Task objective: Would you transcribe the listing that follows, character for character, and omit its images?

[Data extracted from a collection]
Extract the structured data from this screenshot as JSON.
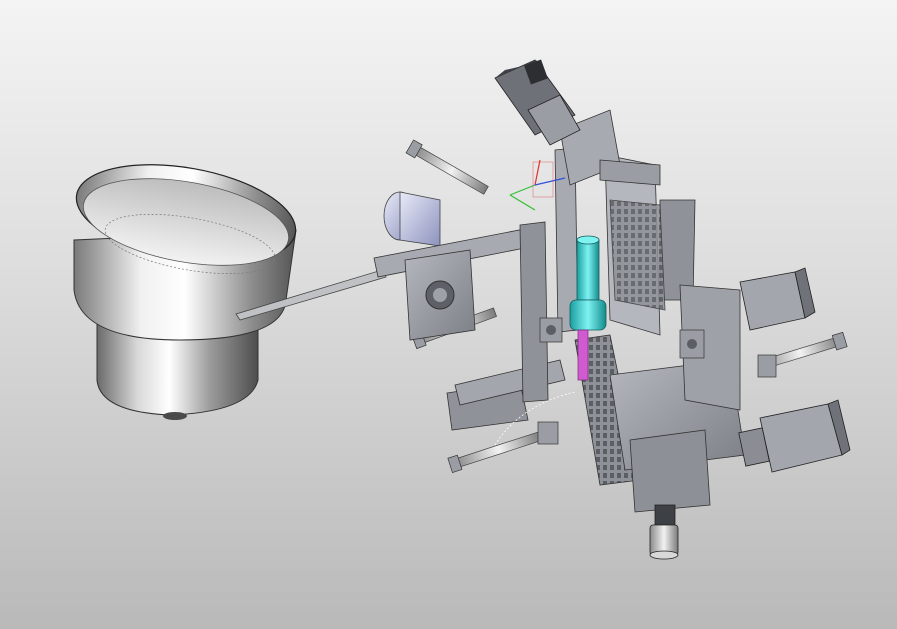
{
  "viewport": {
    "background_top": "#f4f4f4",
    "background_bottom": "#b9b9b9"
  },
  "model": {
    "bowl_metal_light": "#f5f5f5",
    "bowl_metal_dark": "#5e5e5e",
    "frame_gray": "#9a9da3",
    "frame_dark": "#5b5e63",
    "motor_blue": "#c7cbe6",
    "cylinder_cyan": "#3fd4d4",
    "rod_magenta": "#d05ad0",
    "triad_x": "#e03030",
    "triad_y": "#30c030",
    "triad_z": "#3050e0"
  }
}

Reply:
Extract the structured data from this screenshot as JSON.
{
  "viewport": {
    "background_top": "#f4f4f4",
    "background_bottom": "#b9b9b9"
  },
  "model": {
    "bowl_metal_light": "#f5f5f5",
    "bowl_metal_dark": "#5e5e5e",
    "frame_gray": "#9a9da3",
    "frame_dark": "#5b5e63",
    "motor_blue": "#c7cbe6",
    "cylinder_cyan": "#3fd4d4",
    "rod_magenta": "#d05ad0",
    "triad_x": "#e03030",
    "triad_y": "#30c030",
    "triad_z": "#3050e0"
  }
}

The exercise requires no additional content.